## Task description
Repeat the following lines exactly and nothing else: the line containing "Read out every word on this page." and each line after it through the end of the listing.

* START Supplied data *

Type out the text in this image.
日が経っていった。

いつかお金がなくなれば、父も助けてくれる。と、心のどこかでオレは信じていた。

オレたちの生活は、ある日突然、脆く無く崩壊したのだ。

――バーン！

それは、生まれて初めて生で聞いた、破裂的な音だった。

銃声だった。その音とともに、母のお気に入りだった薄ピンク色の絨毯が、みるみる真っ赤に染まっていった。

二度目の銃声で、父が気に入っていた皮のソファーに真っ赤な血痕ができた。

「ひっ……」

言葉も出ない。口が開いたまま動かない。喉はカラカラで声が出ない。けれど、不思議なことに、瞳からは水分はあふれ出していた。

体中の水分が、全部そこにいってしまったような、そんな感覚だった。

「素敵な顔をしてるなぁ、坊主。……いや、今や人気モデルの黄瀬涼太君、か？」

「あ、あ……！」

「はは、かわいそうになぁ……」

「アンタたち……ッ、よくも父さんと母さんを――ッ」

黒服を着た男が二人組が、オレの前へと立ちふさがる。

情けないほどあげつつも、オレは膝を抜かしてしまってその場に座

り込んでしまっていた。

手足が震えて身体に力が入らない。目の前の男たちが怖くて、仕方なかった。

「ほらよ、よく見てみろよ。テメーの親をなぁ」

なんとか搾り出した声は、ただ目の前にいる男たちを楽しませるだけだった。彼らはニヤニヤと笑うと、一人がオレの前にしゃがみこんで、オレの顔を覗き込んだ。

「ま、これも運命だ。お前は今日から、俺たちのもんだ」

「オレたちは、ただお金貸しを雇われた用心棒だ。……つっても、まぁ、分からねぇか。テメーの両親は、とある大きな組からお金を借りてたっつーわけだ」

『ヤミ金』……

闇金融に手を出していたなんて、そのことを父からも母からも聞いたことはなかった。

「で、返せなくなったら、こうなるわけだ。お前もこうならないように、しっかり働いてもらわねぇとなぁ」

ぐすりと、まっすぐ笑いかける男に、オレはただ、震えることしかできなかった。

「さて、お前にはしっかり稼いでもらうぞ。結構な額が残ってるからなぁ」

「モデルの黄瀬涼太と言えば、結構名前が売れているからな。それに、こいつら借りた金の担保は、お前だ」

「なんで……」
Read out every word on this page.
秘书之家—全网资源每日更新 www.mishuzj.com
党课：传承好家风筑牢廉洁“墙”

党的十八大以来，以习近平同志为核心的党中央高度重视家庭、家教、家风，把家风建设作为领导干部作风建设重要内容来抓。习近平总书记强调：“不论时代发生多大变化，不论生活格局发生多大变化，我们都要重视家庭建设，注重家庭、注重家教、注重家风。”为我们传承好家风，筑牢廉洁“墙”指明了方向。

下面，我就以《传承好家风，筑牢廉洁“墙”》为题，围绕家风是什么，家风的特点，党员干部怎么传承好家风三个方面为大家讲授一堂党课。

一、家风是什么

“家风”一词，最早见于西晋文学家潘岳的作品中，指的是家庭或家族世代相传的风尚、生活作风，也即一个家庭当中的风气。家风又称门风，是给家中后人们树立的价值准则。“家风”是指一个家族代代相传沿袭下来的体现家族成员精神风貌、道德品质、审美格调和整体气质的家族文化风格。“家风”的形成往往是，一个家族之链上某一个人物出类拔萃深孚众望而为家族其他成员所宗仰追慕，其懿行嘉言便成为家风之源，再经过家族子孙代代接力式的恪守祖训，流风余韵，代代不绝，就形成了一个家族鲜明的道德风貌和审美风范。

* END Supplied data *

## Correct response
Read out every word on this page.
秘书之家—全网资源每日更新 www.mishuzj.com
党课：传承好家风筑牢廉洁“墙”

党的十八大以来，以习近平同志为核心的党中央高度重视家庭、家教、家风，把家风建设作为领导干部作风建设重要内容来抓。习近平总书记强调：“不论时代发生多大变化，不论生活格局发生多大变化，我们都要重视家庭建设，注重家庭、注重家教、注重家风。”为我们传承好家风，筑牢廉洁“墙”指明了方向。

下面，我就以《传承好家风，筑牢廉洁“墙”》为题，围绕家风是什么，家风的特点，党员干部怎么传承好家风三个方面为大家讲授一堂党课。

一、家风是什么

“家风”一词，最早见于西晋文学家潘岳的作品中，指的是家庭或家族世代相传的风尚、生活作风，也即一个家庭当中的风气。家风又称门风，是给家中后人们树立的价值准则。“家风”是指一个家族代代相传沿袭下来的体现家族成员精神风貌、道德品质、审美格调和整体气质的家族文化风格。“家风”的形成往往是，一个家族之链上某一个人物出类拔萃深孚众望而为家族其他成员所宗仰追慕，其懿行嘉言便成为家风之源，再经过家族子孙代代接力式的恪守祖训，流风余韵，代代不绝，就形成了一个家族鲜明的道德风貌和审美风范。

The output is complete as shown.